** Start **

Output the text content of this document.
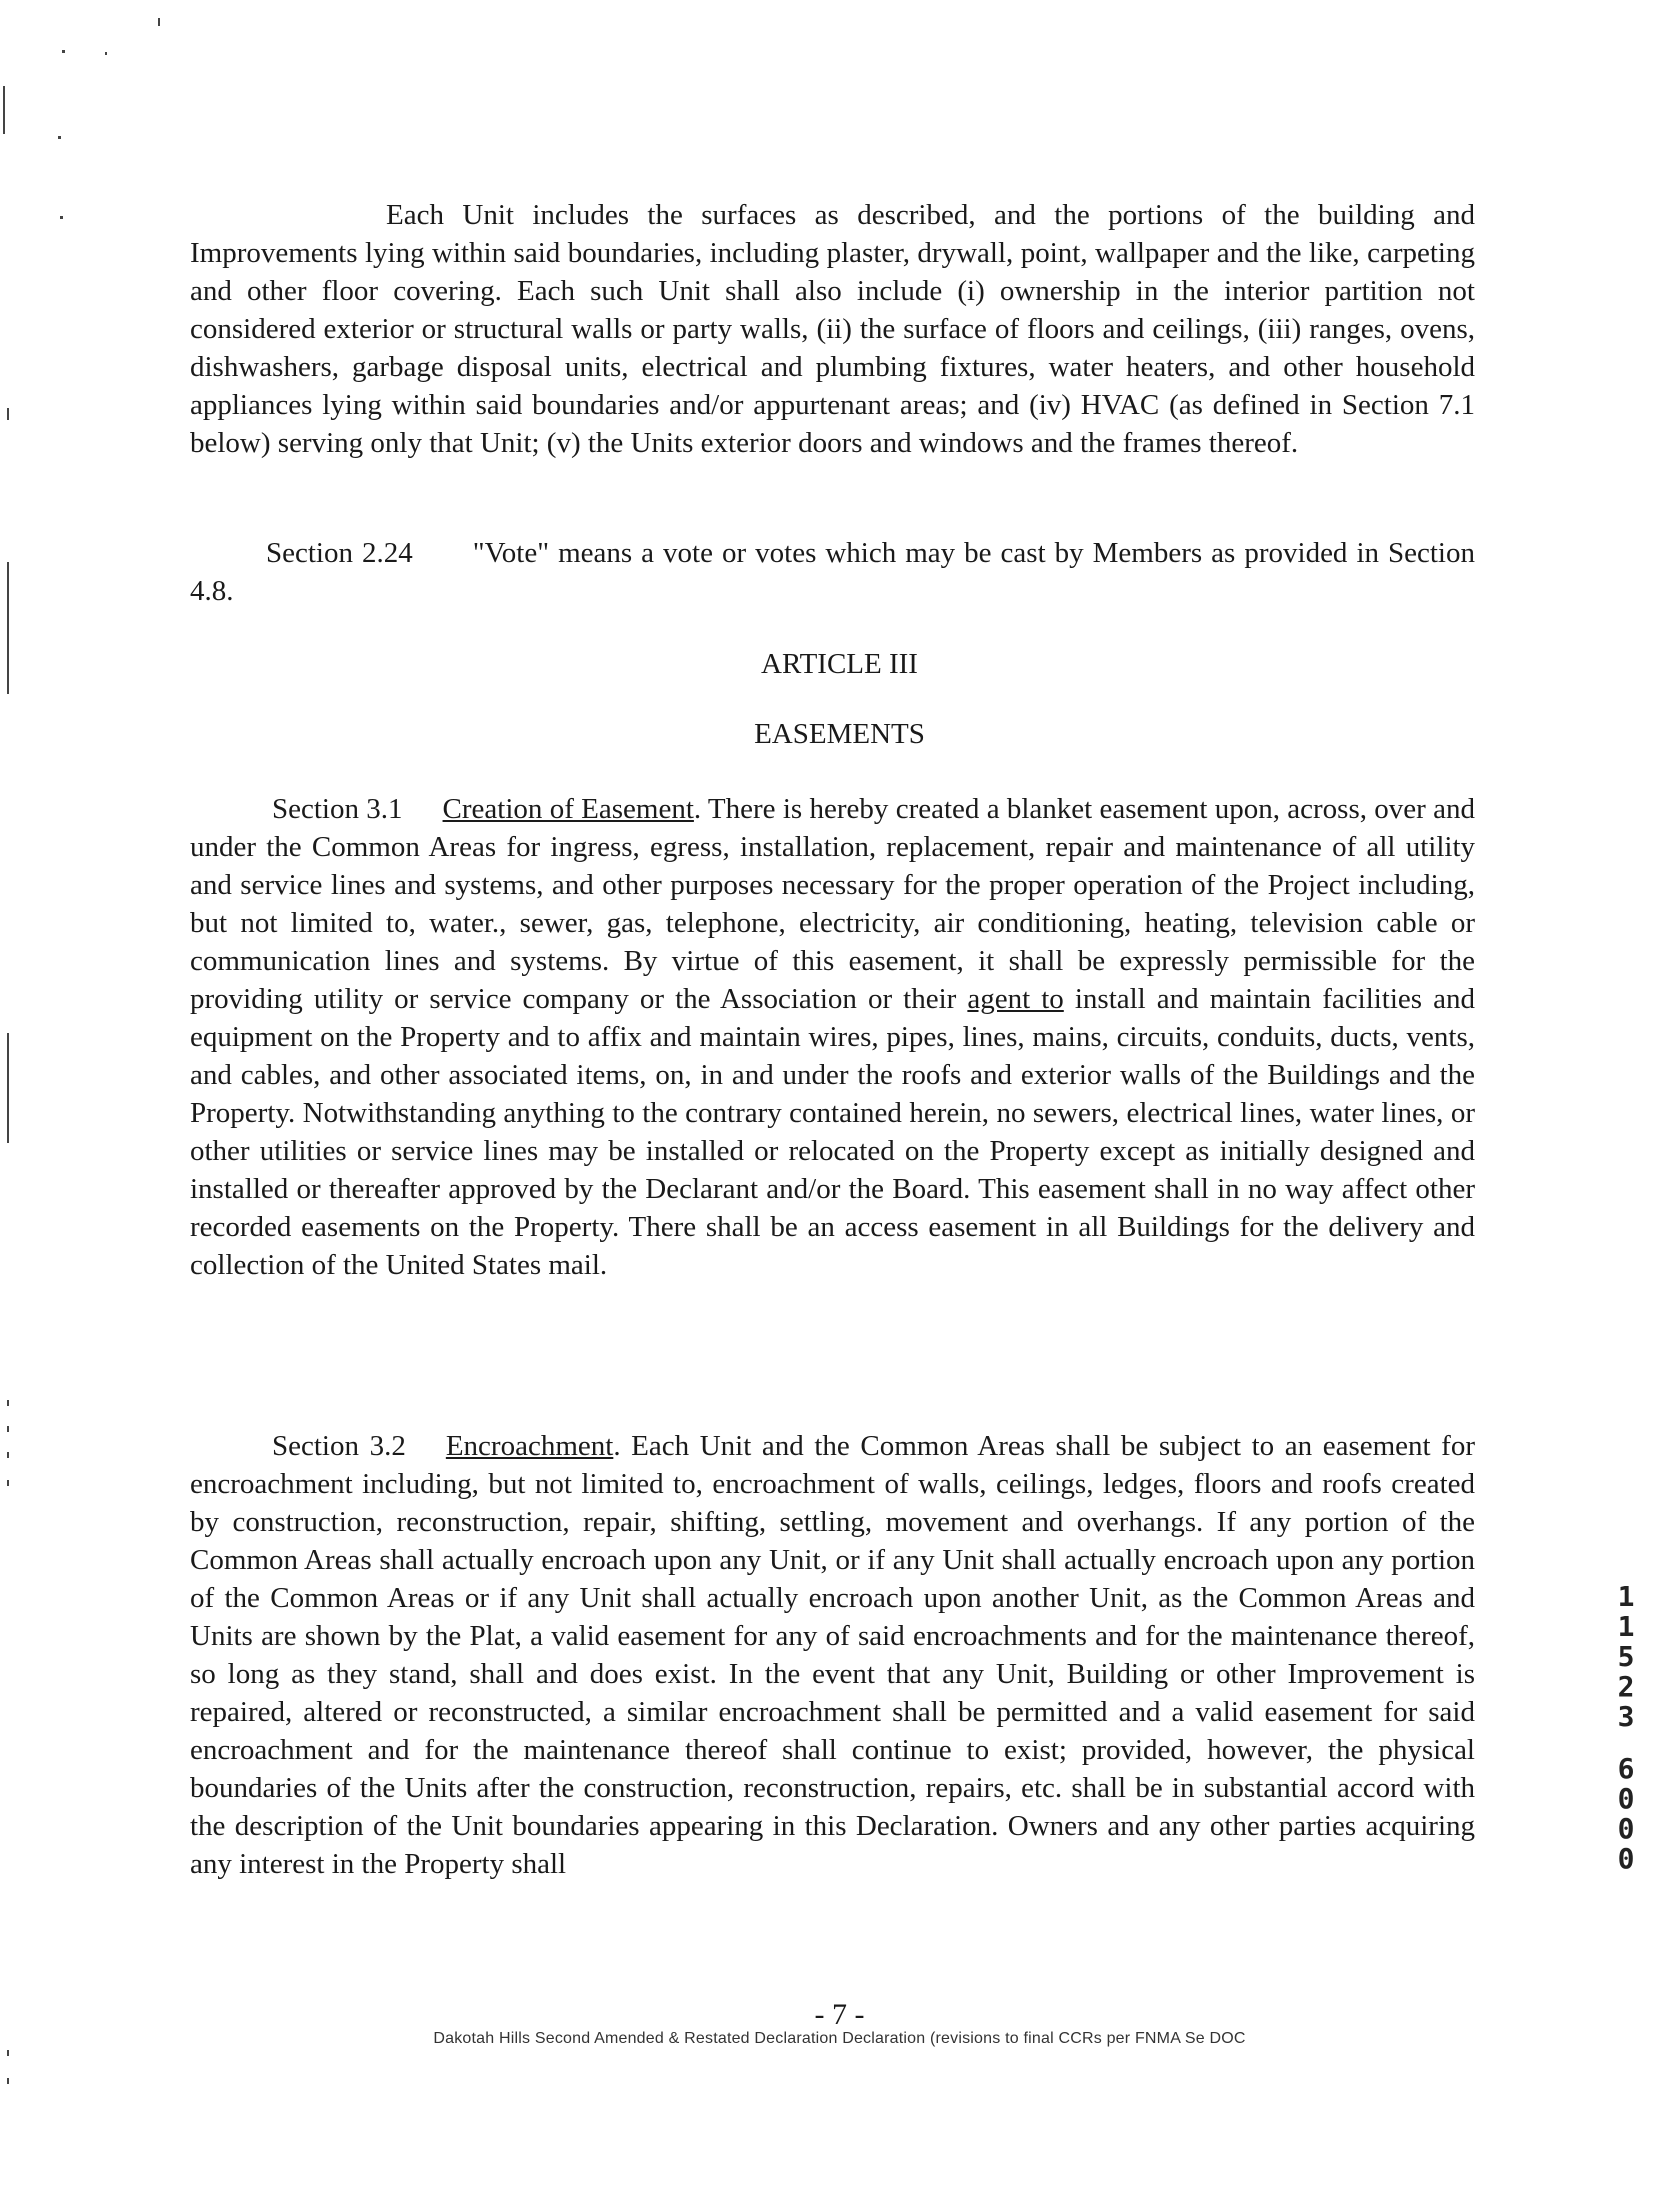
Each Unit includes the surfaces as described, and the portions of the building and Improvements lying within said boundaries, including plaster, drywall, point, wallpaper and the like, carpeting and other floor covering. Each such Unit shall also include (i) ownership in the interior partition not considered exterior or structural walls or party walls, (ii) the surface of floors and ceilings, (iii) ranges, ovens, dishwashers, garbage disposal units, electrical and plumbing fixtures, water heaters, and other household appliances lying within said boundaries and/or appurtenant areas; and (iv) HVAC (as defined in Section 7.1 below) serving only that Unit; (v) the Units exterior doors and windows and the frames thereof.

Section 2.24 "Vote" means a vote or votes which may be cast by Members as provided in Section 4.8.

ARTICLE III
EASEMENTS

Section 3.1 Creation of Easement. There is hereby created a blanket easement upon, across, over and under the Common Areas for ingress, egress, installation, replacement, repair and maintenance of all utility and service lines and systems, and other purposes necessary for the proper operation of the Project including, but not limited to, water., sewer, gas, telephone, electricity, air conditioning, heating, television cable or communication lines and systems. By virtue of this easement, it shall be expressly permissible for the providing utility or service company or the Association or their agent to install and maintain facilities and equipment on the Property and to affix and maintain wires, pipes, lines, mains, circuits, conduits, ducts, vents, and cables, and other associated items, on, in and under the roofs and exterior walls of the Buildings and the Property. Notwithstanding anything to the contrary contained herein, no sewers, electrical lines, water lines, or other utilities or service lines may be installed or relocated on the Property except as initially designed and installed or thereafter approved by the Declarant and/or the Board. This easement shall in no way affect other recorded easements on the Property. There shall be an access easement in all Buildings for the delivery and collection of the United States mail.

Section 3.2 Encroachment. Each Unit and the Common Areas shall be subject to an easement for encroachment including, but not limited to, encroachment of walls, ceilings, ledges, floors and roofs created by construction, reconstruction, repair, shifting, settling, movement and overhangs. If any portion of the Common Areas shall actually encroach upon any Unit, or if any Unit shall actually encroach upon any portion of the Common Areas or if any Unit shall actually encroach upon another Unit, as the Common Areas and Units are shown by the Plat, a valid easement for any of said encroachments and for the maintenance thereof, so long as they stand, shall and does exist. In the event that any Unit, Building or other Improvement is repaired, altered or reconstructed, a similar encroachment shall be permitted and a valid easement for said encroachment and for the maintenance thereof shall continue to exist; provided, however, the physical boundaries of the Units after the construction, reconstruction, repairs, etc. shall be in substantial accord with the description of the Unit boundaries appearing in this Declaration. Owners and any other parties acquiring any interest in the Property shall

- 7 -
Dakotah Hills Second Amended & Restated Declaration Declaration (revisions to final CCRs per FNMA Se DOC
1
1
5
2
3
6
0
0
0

** End **
** Start **

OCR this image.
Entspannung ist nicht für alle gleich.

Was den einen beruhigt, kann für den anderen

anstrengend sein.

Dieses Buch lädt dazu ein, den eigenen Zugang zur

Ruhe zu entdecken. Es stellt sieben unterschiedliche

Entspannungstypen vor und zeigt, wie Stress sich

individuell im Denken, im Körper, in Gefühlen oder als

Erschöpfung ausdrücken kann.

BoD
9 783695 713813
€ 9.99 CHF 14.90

** End **
** Start **

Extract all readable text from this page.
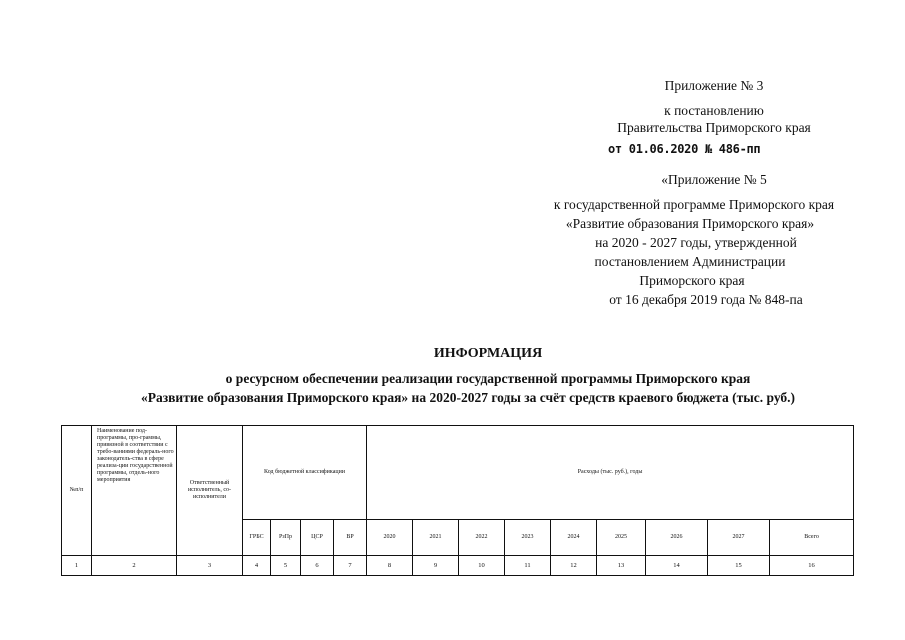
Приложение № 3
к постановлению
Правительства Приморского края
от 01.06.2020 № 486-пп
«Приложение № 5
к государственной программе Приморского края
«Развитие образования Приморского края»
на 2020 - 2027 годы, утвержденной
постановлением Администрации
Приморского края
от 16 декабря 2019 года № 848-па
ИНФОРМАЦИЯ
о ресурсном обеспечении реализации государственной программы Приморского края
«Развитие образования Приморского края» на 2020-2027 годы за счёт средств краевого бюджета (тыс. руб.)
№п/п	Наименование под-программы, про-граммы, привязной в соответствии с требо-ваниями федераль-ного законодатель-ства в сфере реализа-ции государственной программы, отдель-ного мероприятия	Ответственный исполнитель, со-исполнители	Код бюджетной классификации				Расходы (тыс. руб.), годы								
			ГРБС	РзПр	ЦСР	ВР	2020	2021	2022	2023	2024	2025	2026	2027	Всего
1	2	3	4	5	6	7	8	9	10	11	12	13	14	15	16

** End **

▶ _To be done_
Track down the lines that include the word "программы" and copy them.

▶ _Written response_
о ресурсном обеспечении реализации государственной программы Приморского края
№п/п	Наименование под-программы, про-граммы, привязной в соответствии с требо-ваниями федераль-ного законодатель-ства в сфере реализа-ции государственной программы, отдель-ного мероприятия	Ответственный исполнитель, со-исполнители	Код бюджетной классификации				Расходы (тыс. руб.), годы								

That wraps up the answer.